start Records for this task

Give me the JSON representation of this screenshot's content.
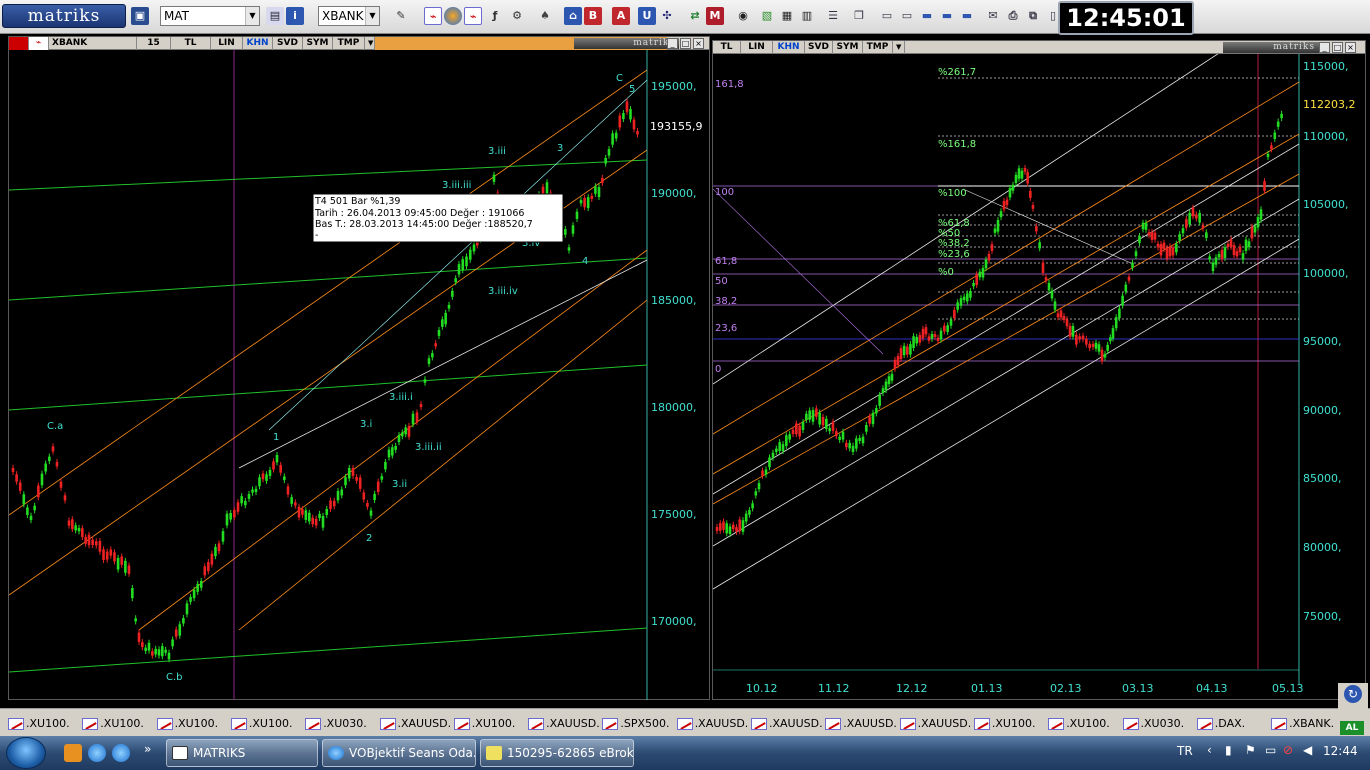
{
  "toolbar": {
    "logo": "matriks",
    "template_select": "MAT",
    "symbol_select": "XBANK",
    "clock": "12:45:01"
  },
  "left_panel": {
    "tabs": [
      "XBANK",
      "15",
      "TL",
      "LIN",
      "KHN",
      "SVD",
      "SYM",
      "TMP"
    ],
    "brand": "matriks",
    "price_axis": [
      "195000,",
      "190000,",
      "185000,",
      "180000,",
      "175000,",
      "170000,"
    ],
    "last_price": "193155,9",
    "wave_labels": [
      "C.a",
      "C.b",
      "1",
      "2",
      "3.i",
      "3.ii",
      "3.iii.i",
      "3.iii.ii",
      "3.iii.iii",
      "3.iii",
      "3.iii.iv",
      "3.iv",
      "3",
      "4",
      "5",
      "C"
    ],
    "tooltip": {
      "line1": "T4   501 Bar   %1,39",
      "line2": "Tarih : 26.04.2013 09:45:00 Değer : 191066",
      "line3": "Bas T.: 28.03.2013 14:45:00  Değer :188520,7",
      "line4": "-"
    }
  },
  "right_panel": {
    "tabs": [
      "TL",
      "LIN",
      "KHN",
      "SVD",
      "SYM",
      "TMP"
    ],
    "brand": "matriks",
    "price_axis": [
      "115000,",
      "110000,",
      "105000,",
      "100000,",
      "95000,",
      "90000,",
      "85000,",
      "80000,",
      "75000,"
    ],
    "last_price": "112203,2",
    "fib_inner": [
      "%261,7",
      "%161,8",
      "%100",
      "%61,8",
      "%50",
      "%38,2",
      "%23,6",
      "%0"
    ],
    "fib_left": [
      "161,8",
      "100",
      "61,8",
      "50",
      "38,2",
      "23,6",
      "0"
    ],
    "date_axis": [
      "10.12",
      "11.12",
      "12.12",
      "01.13",
      "02.13",
      "03.13",
      "04.13",
      "05.13"
    ]
  },
  "symbol_tabs": [
    ".XU100.",
    ".XU100.",
    ".XU100.",
    ".XU100.",
    ".XU030.",
    ".XAUUSD.",
    ".XU100.",
    ".XAUUSD.",
    ".SPX500.",
    ".XAUUSD.",
    ".XAUUSD.",
    ".XAUUSD.",
    ".XAUUSD.",
    ".XU100.",
    ".XU100.",
    ".XU030.",
    ".DAX.",
    ".XBANK."
  ],
  "corner_badge": "AL",
  "taskbar": {
    "tasks": [
      "MATRIKS",
      "VOBjektif Seans Oda...",
      "150295-62865 eBrok..."
    ],
    "lang": "TR",
    "time": "12:44"
  },
  "colors": {
    "up_candle": "#22dd22",
    "down_candle": "#ee2222",
    "teal_label": "#40e0d0",
    "fib_text": "#7cff7c",
    "orange_line": "#ff8c1a"
  }
}
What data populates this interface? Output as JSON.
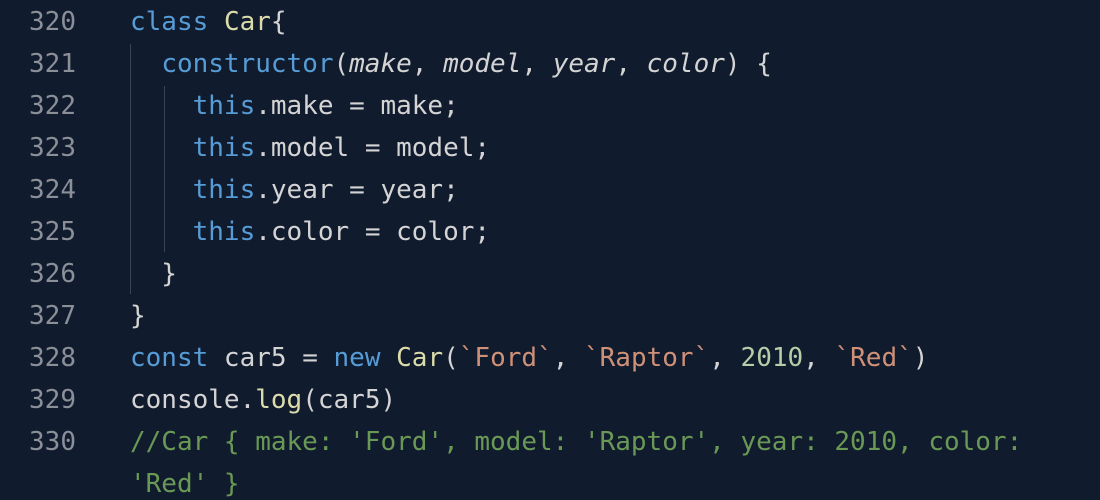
{
  "editor": {
    "lines": [
      {
        "num": "320",
        "tokens": [
          {
            "t": "kw",
            "v": "class"
          },
          {
            "t": "plain",
            "v": " "
          },
          {
            "t": "cls",
            "v": "Car"
          },
          {
            "t": "plain",
            "v": "{"
          }
        ]
      },
      {
        "num": "321",
        "tokens": [
          {
            "t": "plain",
            "v": "  "
          },
          {
            "t": "ctor",
            "v": "constructor"
          },
          {
            "t": "plain",
            "v": "("
          },
          {
            "t": "param",
            "v": "make"
          },
          {
            "t": "plain",
            "v": ", "
          },
          {
            "t": "param",
            "v": "model"
          },
          {
            "t": "plain",
            "v": ", "
          },
          {
            "t": "param",
            "v": "year"
          },
          {
            "t": "plain",
            "v": ", "
          },
          {
            "t": "param",
            "v": "color"
          },
          {
            "t": "plain",
            "v": ") {"
          }
        ]
      },
      {
        "num": "322",
        "tokens": [
          {
            "t": "plain",
            "v": "    "
          },
          {
            "t": "kw",
            "v": "this"
          },
          {
            "t": "plain",
            "v": ".make = make;"
          }
        ]
      },
      {
        "num": "323",
        "tokens": [
          {
            "t": "plain",
            "v": "    "
          },
          {
            "t": "kw",
            "v": "this"
          },
          {
            "t": "plain",
            "v": ".model = model;"
          }
        ]
      },
      {
        "num": "324",
        "tokens": [
          {
            "t": "plain",
            "v": "    "
          },
          {
            "t": "kw",
            "v": "this"
          },
          {
            "t": "plain",
            "v": ".year = year;"
          }
        ]
      },
      {
        "num": "325",
        "tokens": [
          {
            "t": "plain",
            "v": "    "
          },
          {
            "t": "kw",
            "v": "this"
          },
          {
            "t": "plain",
            "v": ".color = color;"
          }
        ]
      },
      {
        "num": "326",
        "tokens": [
          {
            "t": "plain",
            "v": "  }"
          }
        ]
      },
      {
        "num": "327",
        "tokens": [
          {
            "t": "plain",
            "v": "}"
          }
        ]
      },
      {
        "num": "328",
        "tokens": [
          {
            "t": "kw",
            "v": "const"
          },
          {
            "t": "plain",
            "v": " car5 = "
          },
          {
            "t": "kw",
            "v": "new"
          },
          {
            "t": "plain",
            "v": " "
          },
          {
            "t": "cls",
            "v": "Car"
          },
          {
            "t": "plain",
            "v": "("
          },
          {
            "t": "str",
            "v": "`Ford`"
          },
          {
            "t": "plain",
            "v": ", "
          },
          {
            "t": "str",
            "v": "`Raptor`"
          },
          {
            "t": "plain",
            "v": ", "
          },
          {
            "t": "num",
            "v": "2010"
          },
          {
            "t": "plain",
            "v": ", "
          },
          {
            "t": "str",
            "v": "`Red`"
          },
          {
            "t": "plain",
            "v": ")"
          }
        ]
      },
      {
        "num": "329",
        "tokens": [
          {
            "t": "plain",
            "v": "console."
          },
          {
            "t": "fn",
            "v": "log"
          },
          {
            "t": "plain",
            "v": "(car5)"
          }
        ]
      },
      {
        "num": "330",
        "tokens": [
          {
            "t": "com",
            "v": "//Car { make: 'Ford', model: 'Raptor', year: 2010, color:"
          }
        ]
      },
      {
        "num": "",
        "tokens": [
          {
            "t": "com",
            "v": "'Red' }"
          }
        ]
      }
    ]
  },
  "colors": {
    "background": "#111b2e",
    "keyword": "#569cd6",
    "class": "#dcdcaa",
    "string": "#ce9178",
    "number": "#b5cea8",
    "comment": "#6a9955",
    "line_number": "#8a8f98"
  }
}
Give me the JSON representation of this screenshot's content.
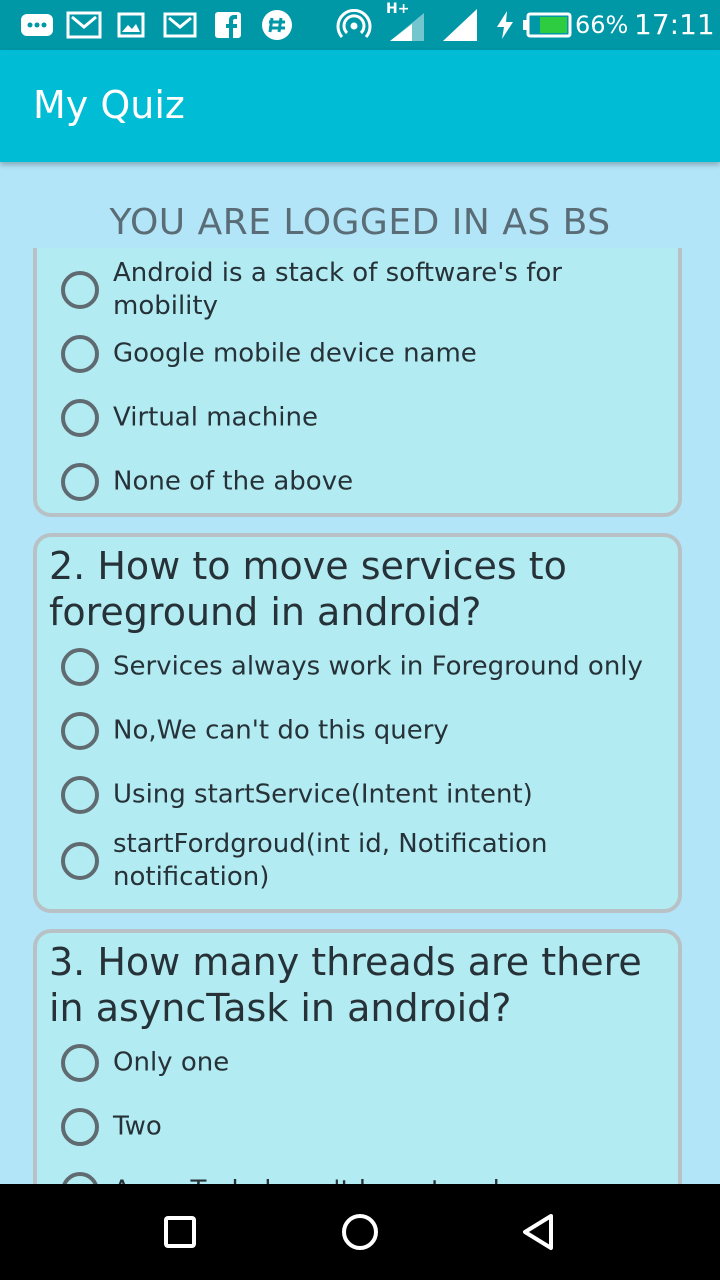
{
  "status_bar": {
    "battery_percent": "66%",
    "time": "17:11",
    "network_label": "H+",
    "icons": [
      "more-notifications-icon",
      "gmail-icon",
      "image-icon",
      "gmail-icon",
      "facebook-icon",
      "slack-icon",
      "hotspot-icon",
      "signal-icon",
      "signal-icon",
      "charging-icon",
      "battery-icon"
    ]
  },
  "app_bar": {
    "title": "My Quiz"
  },
  "header": {
    "logged_in_text": "YOU ARE LOGGED IN AS BS"
  },
  "questions": [
    {
      "title": "",
      "options": [
        "Android is a stack of software's for mobility",
        "Google mobile device name",
        "Virtual machine",
        "None of the above"
      ]
    },
    {
      "title": "2. How to move services to foreground in android?",
      "options": [
        "Services always work in Foreground only",
        "No,We can't do this query",
        "Using startService(Intent intent)",
        "startFordgroud(int id, Notification notification)"
      ]
    },
    {
      "title": "3. How many threads are there in asyncTask in android?",
      "options": [
        "Only one",
        "Two",
        "AsyncTask doesn't have tread"
      ]
    }
  ],
  "colors": {
    "status_bar": "#0097a7",
    "app_bar": "#00bcd4",
    "background": "#b3e5f8",
    "card": "#b2ebf2",
    "card_border": "#b8c2c6",
    "nav_bar": "#000000"
  },
  "nav_bar": {
    "icons": [
      "recents-icon",
      "home-icon",
      "back-icon"
    ]
  }
}
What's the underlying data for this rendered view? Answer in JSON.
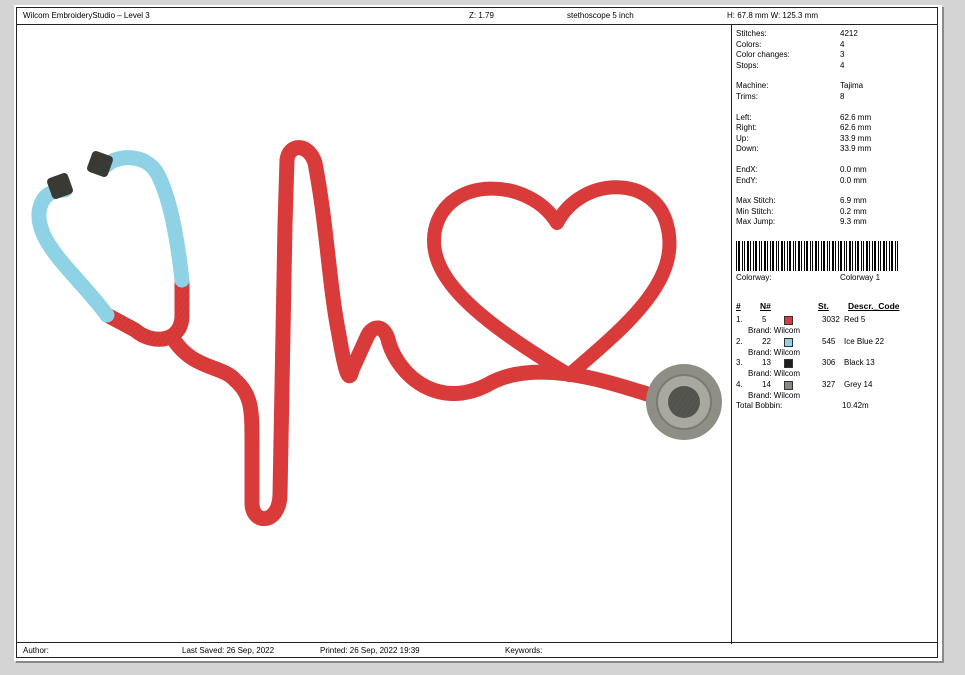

end Records for this task

> Your objective
Go through the records and copy each line with "What" in it.

> Worked answer
What data populates this interface? Output as JSON.
What's the underlying data for this rendered view? Answer in JSON.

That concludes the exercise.